▶ **Extracted entries**
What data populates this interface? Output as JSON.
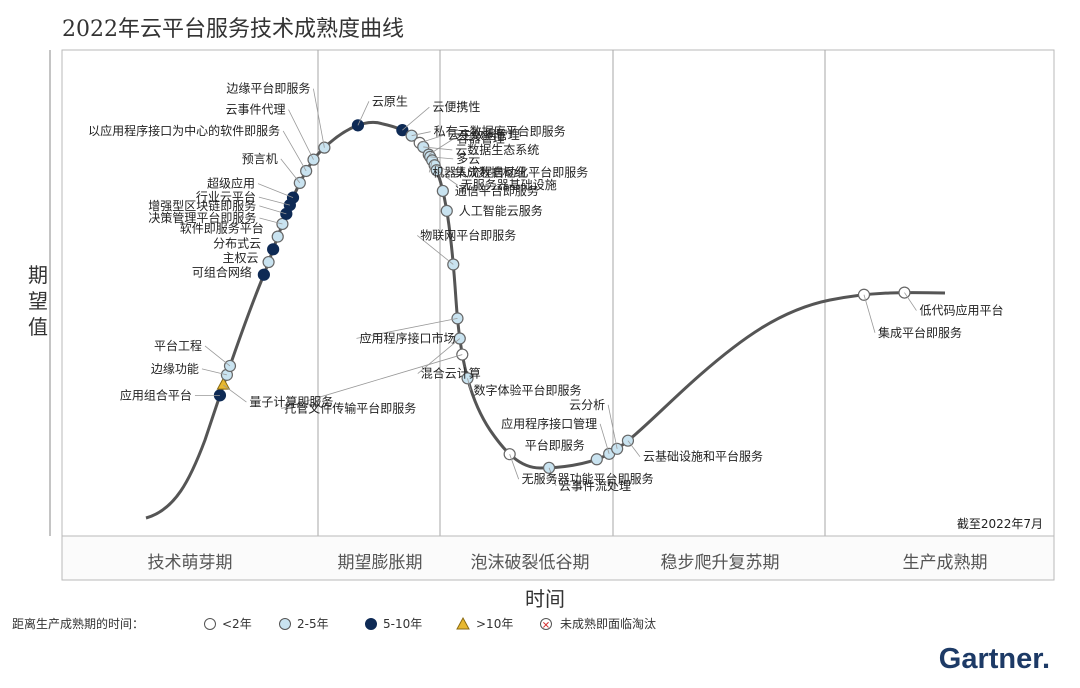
{
  "chart_data": {
    "type": "scatter",
    "title": "2022年云平台服务技术成熟度曲线",
    "ylabel": "期望值",
    "xlabel": "时间",
    "as_of": "截至2022年7月",
    "phases": [
      "技术萌芽期",
      "期望膨胀期",
      "泡沫破裂低谷期",
      "稳步爬升复苏期",
      "生产成熟期"
    ],
    "legend": {
      "title": "距离生产成熟期的时间：",
      "items": [
        {
          "key": "lt2",
          "label": "<2年",
          "color": "#ffffff"
        },
        {
          "key": "2to5",
          "label": "2-5年",
          "color": "#c9e3f0"
        },
        {
          "key": "5to10",
          "label": "5-10年",
          "color": "#0e2a55"
        },
        {
          "key": "gt10",
          "label": ">10年",
          "color": "#e8b830"
        },
        {
          "key": "obsolete",
          "label": "未成熟即面临淘汰",
          "color": "#ffffff"
        }
      ]
    },
    "points": [
      {
        "label": "应用组合平台",
        "t": 0.11,
        "cat": "5to10"
      },
      {
        "label": "量子计算即服务",
        "t": 0.118,
        "cat": "gt10"
      },
      {
        "label": "边缘功能",
        "t": 0.126,
        "cat": "2to5"
      },
      {
        "label": "平台工程",
        "t": 0.133,
        "cat": "2to5"
      },
      {
        "label": "可组合网络",
        "t": 0.205,
        "cat": "5to10"
      },
      {
        "label": "主权云",
        "t": 0.215,
        "cat": "2to5"
      },
      {
        "label": "分布式云",
        "t": 0.225,
        "cat": "5to10"
      },
      {
        "label": "软件即服务平台",
        "t": 0.235,
        "cat": "2to5"
      },
      {
        "label": "决策管理平台即服务",
        "t": 0.245,
        "cat": "2to5"
      },
      {
        "label": "增强型区块链即服务",
        "t": 0.253,
        "cat": "5to10"
      },
      {
        "label": "行业云平台",
        "t": 0.26,
        "cat": "5to10"
      },
      {
        "label": "超级应用",
        "t": 0.266,
        "cat": "5to10"
      },
      {
        "label": "预言机",
        "t": 0.278,
        "cat": "2to5"
      },
      {
        "label": "以应用程序接口为中心的软件即服务",
        "t": 0.288,
        "cat": "2to5"
      },
      {
        "label": "云事件代理",
        "t": 0.298,
        "cat": "2to5"
      },
      {
        "label": "边缘平台即服务",
        "t": 0.31,
        "cat": "2to5"
      },
      {
        "label": "云原生",
        "t": 0.34,
        "cat": "5to10"
      },
      {
        "label": "云便携性",
        "t": 0.374,
        "cat": "5to10"
      },
      {
        "label": "私有云数据库平台即服务",
        "t": 0.382,
        "cat": "2to5"
      },
      {
        "label": "云主数据管理",
        "t": 0.39,
        "cat": "lt2"
      },
      {
        "label": "云数据生态系统",
        "t": 0.394,
        "cat": "2to5"
      },
      {
        "label": "容器管理",
        "t": 0.401,
        "cat": "2to5"
      },
      {
        "label": "多云",
        "t": 0.403,
        "cat": "2to5"
      },
      {
        "label": "机器人流程自动化平台即服务",
        "t": 0.406,
        "cat": "2to5"
      },
      {
        "label": "集成数据枢纽",
        "t": 0.41,
        "cat": "2to5"
      },
      {
        "label": "无服务器基础设施",
        "t": 0.414,
        "cat": "2to5"
      },
      {
        "label": "通信平台即服务",
        "t": 0.43,
        "cat": "2to5"
      },
      {
        "label": "人工智能云服务",
        "t": 0.445,
        "cat": "2to5"
      },
      {
        "label": "物联网平台即服务",
        "t": 0.485,
        "cat": "2to5"
      },
      {
        "label": "应用程序接口市场",
        "t": 0.525,
        "cat": "2to5"
      },
      {
        "label": "混合云计算",
        "t": 0.54,
        "cat": "2to5"
      },
      {
        "label": "托管文件传输平台即服务",
        "t": 0.552,
        "cat": "lt2"
      },
      {
        "label": "数字体验平台即服务",
        "t": 0.57,
        "cat": "2to5"
      },
      {
        "label": "无服务器功能平台即服务",
        "t": 0.635,
        "cat": "lt2"
      },
      {
        "label": "云事件流处理",
        "t": 0.667,
        "cat": "2to5"
      },
      {
        "label": "平台即服务",
        "t": 0.703,
        "cat": "2to5"
      },
      {
        "label": "应用程序接口管理",
        "t": 0.713,
        "cat": "2to5"
      },
      {
        "label": "云分析",
        "t": 0.72,
        "cat": "2to5"
      },
      {
        "label": "云基础设施和平台服务",
        "t": 0.73,
        "cat": "2to5"
      },
      {
        "label": "集成平台即服务",
        "t": 0.94,
        "cat": "lt2"
      },
      {
        "label": "低代码应用平台",
        "t": 0.97,
        "cat": "lt2"
      }
    ]
  },
  "brand": "Gartner."
}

▶ **Goal**
In the listing, find every line containing the word "color" and list it.

▶ **Full answer**
          "color": "#ffffff"
          "color": "#c9e3f0"
          "color": "#0e2a55"
          "color": "#e8b830"
          "color": "#ffffff"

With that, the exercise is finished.